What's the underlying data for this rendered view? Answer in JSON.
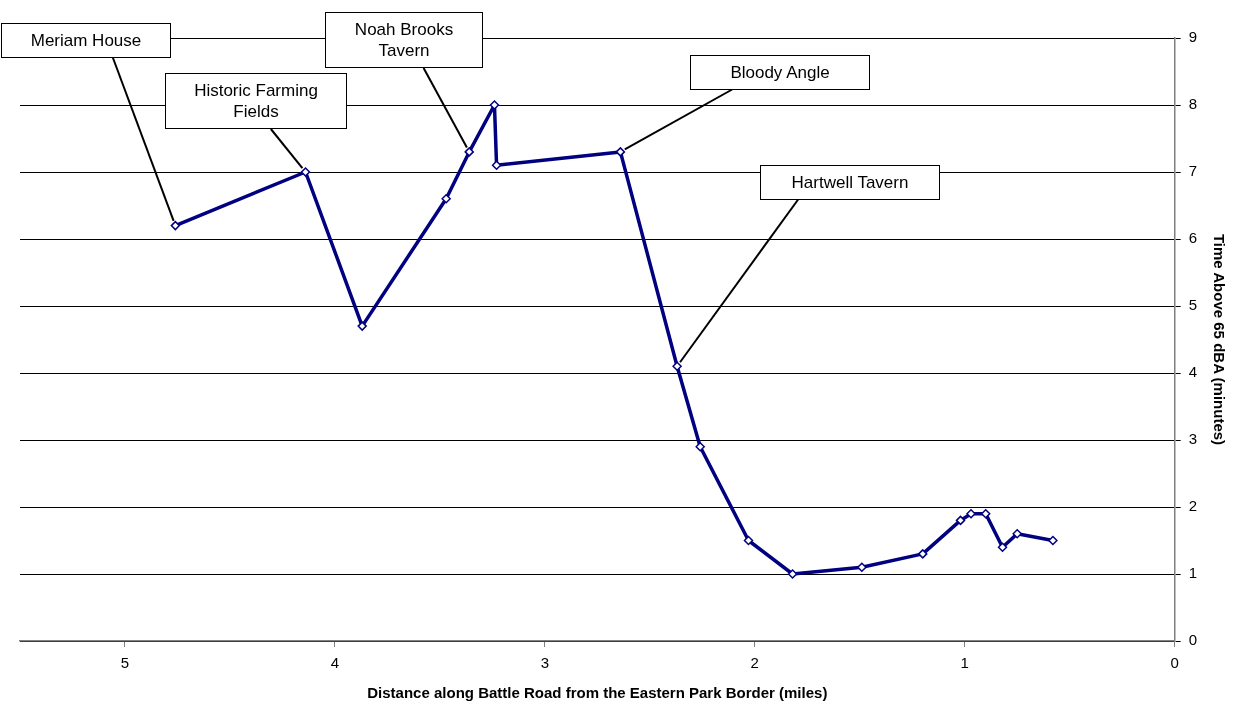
{
  "chart_data": {
    "type": "line",
    "xlabel": "Distance along Battle Road from the Eastern Park Border (miles)",
    "ylabel": "Time Above 65 dBA (minutes)",
    "x": [
      4.76,
      4.14,
      3.87,
      3.47,
      3.36,
      3.24,
      3.23,
      2.64,
      2.37,
      2.26,
      2.03,
      1.82,
      1.49,
      1.2,
      1.02,
      0.97,
      0.9,
      0.82,
      0.75,
      0.58
    ],
    "series": [
      {
        "color": "#000080",
        "values": [
          6.2,
          7.0,
          4.7,
          6.6,
          7.3,
          8.0,
          7.1,
          7.3,
          4.1,
          2.9,
          1.5,
          1.0,
          1.1,
          1.3,
          1.8,
          1.9,
          1.9,
          1.4,
          1.6,
          1.5
        ]
      }
    ],
    "xlim": [
      5.5,
      0
    ],
    "xticks": [
      5,
      4,
      3,
      2,
      1,
      0
    ],
    "ylim": [
      0,
      9
    ],
    "yticks": [
      0,
      1,
      2,
      3,
      4,
      5,
      6,
      7,
      8,
      9
    ],
    "grid": "y",
    "legend": false,
    "marker": "diamond",
    "line_style": "solid",
    "annotations": [
      {
        "text": "Meriam House",
        "x": 4.76,
        "y": 6.2
      },
      {
        "text": "Historic Farming Fields",
        "x": 4.14,
        "y": 7.0
      },
      {
        "text": "Noah Brooks Tavern",
        "x": 3.36,
        "y": 7.3
      },
      {
        "text": "Bloody Angle",
        "x": 2.64,
        "y": 7.3
      },
      {
        "text": "Hartwell Tavern",
        "x": 2.37,
        "y": 4.1
      }
    ]
  }
}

───

→ Prompt:
Search the records for the word "Tavern" and copy every line where it occurs.

→ Reply to the exercise:
        "text": "Noah Brooks Tavern",
        "text": "Hartwell Tavern",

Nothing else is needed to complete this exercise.